To do> Extract the text of each entry below exactly, leaving every image behind.

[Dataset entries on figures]
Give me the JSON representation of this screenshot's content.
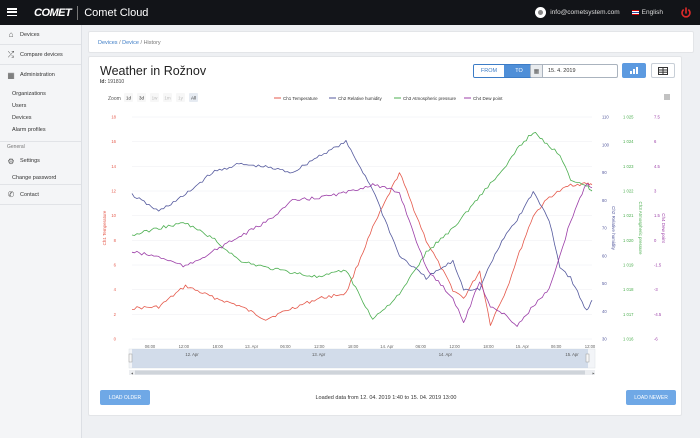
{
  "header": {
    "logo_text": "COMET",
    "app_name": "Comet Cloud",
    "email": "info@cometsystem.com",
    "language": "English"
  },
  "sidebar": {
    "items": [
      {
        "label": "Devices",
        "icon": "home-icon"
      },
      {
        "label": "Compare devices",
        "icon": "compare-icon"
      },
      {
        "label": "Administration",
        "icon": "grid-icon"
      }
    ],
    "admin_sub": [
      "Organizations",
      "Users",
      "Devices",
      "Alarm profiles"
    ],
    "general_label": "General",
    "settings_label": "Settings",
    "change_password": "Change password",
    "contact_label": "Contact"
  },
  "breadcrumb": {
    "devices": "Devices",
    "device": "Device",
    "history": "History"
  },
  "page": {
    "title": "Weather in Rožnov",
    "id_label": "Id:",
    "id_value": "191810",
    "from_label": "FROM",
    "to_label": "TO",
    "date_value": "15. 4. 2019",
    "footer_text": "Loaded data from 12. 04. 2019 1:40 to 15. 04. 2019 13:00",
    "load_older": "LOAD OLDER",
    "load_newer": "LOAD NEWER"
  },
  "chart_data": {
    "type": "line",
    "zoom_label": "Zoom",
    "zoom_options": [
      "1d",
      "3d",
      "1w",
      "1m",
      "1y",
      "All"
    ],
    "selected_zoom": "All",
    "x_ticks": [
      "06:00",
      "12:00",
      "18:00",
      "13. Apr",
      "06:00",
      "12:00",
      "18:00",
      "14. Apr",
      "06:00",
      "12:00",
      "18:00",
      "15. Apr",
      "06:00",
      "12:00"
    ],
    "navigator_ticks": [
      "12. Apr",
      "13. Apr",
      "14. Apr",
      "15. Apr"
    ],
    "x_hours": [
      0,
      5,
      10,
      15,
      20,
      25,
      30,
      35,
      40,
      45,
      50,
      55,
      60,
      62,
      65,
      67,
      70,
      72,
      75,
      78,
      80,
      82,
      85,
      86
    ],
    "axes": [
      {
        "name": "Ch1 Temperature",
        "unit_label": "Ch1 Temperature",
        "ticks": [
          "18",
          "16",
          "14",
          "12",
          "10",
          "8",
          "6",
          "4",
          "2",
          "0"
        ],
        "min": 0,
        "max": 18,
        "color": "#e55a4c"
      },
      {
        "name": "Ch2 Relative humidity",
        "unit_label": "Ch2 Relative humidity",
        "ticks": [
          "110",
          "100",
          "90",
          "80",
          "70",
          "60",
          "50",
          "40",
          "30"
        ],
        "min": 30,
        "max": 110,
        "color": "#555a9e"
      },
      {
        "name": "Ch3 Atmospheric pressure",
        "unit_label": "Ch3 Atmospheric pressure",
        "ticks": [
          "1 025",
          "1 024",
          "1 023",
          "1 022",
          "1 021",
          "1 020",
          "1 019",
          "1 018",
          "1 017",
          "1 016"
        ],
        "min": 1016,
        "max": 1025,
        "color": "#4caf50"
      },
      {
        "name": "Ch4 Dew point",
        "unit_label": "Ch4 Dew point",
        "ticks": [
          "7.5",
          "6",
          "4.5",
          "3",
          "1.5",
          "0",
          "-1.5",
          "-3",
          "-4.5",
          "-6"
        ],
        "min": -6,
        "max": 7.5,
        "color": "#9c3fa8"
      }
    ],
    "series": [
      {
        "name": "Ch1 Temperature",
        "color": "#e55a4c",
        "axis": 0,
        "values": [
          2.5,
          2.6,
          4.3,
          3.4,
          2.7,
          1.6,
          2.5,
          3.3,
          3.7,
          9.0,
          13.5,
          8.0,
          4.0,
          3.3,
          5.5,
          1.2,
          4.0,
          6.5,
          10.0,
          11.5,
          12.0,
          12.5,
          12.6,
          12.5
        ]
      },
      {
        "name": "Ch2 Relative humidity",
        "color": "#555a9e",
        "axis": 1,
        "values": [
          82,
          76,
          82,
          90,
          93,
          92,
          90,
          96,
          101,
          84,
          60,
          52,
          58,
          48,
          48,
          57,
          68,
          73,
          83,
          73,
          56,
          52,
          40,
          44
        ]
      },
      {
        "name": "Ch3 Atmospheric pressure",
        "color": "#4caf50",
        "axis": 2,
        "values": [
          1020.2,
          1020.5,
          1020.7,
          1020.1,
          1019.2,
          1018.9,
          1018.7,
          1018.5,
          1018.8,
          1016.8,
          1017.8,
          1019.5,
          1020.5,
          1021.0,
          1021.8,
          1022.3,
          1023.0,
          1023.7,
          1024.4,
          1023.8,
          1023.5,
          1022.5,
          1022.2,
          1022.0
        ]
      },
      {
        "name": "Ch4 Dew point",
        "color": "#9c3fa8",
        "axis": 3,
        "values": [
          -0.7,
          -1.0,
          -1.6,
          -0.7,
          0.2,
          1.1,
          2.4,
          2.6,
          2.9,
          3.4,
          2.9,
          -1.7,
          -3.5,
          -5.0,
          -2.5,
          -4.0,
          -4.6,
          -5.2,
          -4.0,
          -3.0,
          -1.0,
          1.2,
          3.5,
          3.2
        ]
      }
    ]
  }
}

Final answer>
Give me the JSON representation of this screenshot's content.
{
  "header": {
    "logo_text": "COMET",
    "app_name": "Comet Cloud",
    "email": "info@cometsystem.com",
    "language": "English"
  },
  "sidebar": {
    "items": [
      {
        "label": "Devices",
        "icon": "home-icon"
      },
      {
        "label": "Compare devices",
        "icon": "compare-icon"
      },
      {
        "label": "Administration",
        "icon": "grid-icon"
      }
    ],
    "admin_sub": [
      "Organizations",
      "Users",
      "Devices",
      "Alarm profiles"
    ],
    "general_label": "General",
    "settings_label": "Settings",
    "change_password": "Change password",
    "contact_label": "Contact"
  },
  "breadcrumb": {
    "devices": "Devices",
    "device": "Device",
    "history": "History"
  },
  "page": {
    "title": "Weather in Rožnov",
    "id_label": "Id:",
    "id_value": "191810",
    "from_label": "FROM",
    "to_label": "TO",
    "date_value": "15. 4. 2019",
    "footer_text": "Loaded data from 12. 04. 2019 1:40 to 15. 04. 2019 13:00",
    "load_older": "LOAD OLDER",
    "load_newer": "LOAD NEWER"
  },
  "chart_data": {
    "type": "line",
    "zoom_label": "Zoom",
    "zoom_options": [
      "1d",
      "3d",
      "1w",
      "1m",
      "1y",
      "All"
    ],
    "selected_zoom": "All",
    "x_ticks": [
      "06:00",
      "12:00",
      "18:00",
      "13. Apr",
      "06:00",
      "12:00",
      "18:00",
      "14. Apr",
      "06:00",
      "12:00",
      "18:00",
      "15. Apr",
      "06:00",
      "12:00"
    ],
    "navigator_ticks": [
      "12. Apr",
      "13. Apr",
      "14. Apr",
      "15. Apr"
    ],
    "x_hours": [
      0,
      5,
      10,
      15,
      20,
      25,
      30,
      35,
      40,
      45,
      50,
      55,
      60,
      62,
      65,
      67,
      70,
      72,
      75,
      78,
      80,
      82,
      85,
      86
    ],
    "axes": [
      {
        "name": "Ch1 Temperature",
        "unit_label": "Ch1 Temperature",
        "ticks": [
          "18",
          "16",
          "14",
          "12",
          "10",
          "8",
          "6",
          "4",
          "2",
          "0"
        ],
        "min": 0,
        "max": 18,
        "color": "#e55a4c"
      },
      {
        "name": "Ch2 Relative humidity",
        "unit_label": "Ch2 Relative humidity",
        "ticks": [
          "110",
          "100",
          "90",
          "80",
          "70",
          "60",
          "50",
          "40",
          "30"
        ],
        "min": 30,
        "max": 110,
        "color": "#555a9e"
      },
      {
        "name": "Ch3 Atmospheric pressure",
        "unit_label": "Ch3 Atmospheric pressure",
        "ticks": [
          "1 025",
          "1 024",
          "1 023",
          "1 022",
          "1 021",
          "1 020",
          "1 019",
          "1 018",
          "1 017",
          "1 016"
        ],
        "min": 1016,
        "max": 1025,
        "color": "#4caf50"
      },
      {
        "name": "Ch4 Dew point",
        "unit_label": "Ch4 Dew point",
        "ticks": [
          "7.5",
          "6",
          "4.5",
          "3",
          "1.5",
          "0",
          "-1.5",
          "-3",
          "-4.5",
          "-6"
        ],
        "min": -6,
        "max": 7.5,
        "color": "#9c3fa8"
      }
    ],
    "series": [
      {
        "name": "Ch1 Temperature",
        "color": "#e55a4c",
        "axis": 0,
        "values": [
          2.5,
          2.6,
          4.3,
          3.4,
          2.7,
          1.6,
          2.5,
          3.3,
          3.7,
          9.0,
          13.5,
          8.0,
          4.0,
          3.3,
          5.5,
          1.2,
          4.0,
          6.5,
          10.0,
          11.5,
          12.0,
          12.5,
          12.6,
          12.5
        ]
      },
      {
        "name": "Ch2 Relative humidity",
        "color": "#555a9e",
        "axis": 1,
        "values": [
          82,
          76,
          82,
          90,
          93,
          92,
          90,
          96,
          101,
          84,
          60,
          52,
          58,
          48,
          48,
          57,
          68,
          73,
          83,
          73,
          56,
          52,
          40,
          44
        ]
      },
      {
        "name": "Ch3 Atmospheric pressure",
        "color": "#4caf50",
        "axis": 2,
        "values": [
          1020.2,
          1020.5,
          1020.7,
          1020.1,
          1019.2,
          1018.9,
          1018.7,
          1018.5,
          1018.8,
          1016.8,
          1017.8,
          1019.5,
          1020.5,
          1021.0,
          1021.8,
          1022.3,
          1023.0,
          1023.7,
          1024.4,
          1023.8,
          1023.5,
          1022.5,
          1022.2,
          1022.0
        ]
      },
      {
        "name": "Ch4 Dew point",
        "color": "#9c3fa8",
        "axis": 3,
        "values": [
          -0.7,
          -1.0,
          -1.6,
          -0.7,
          0.2,
          1.1,
          2.4,
          2.6,
          2.9,
          3.4,
          2.9,
          -1.7,
          -3.5,
          -5.0,
          -2.5,
          -4.0,
          -4.6,
          -5.2,
          -4.0,
          -3.0,
          -1.0,
          1.2,
          3.5,
          3.2
        ]
      }
    ]
  }
}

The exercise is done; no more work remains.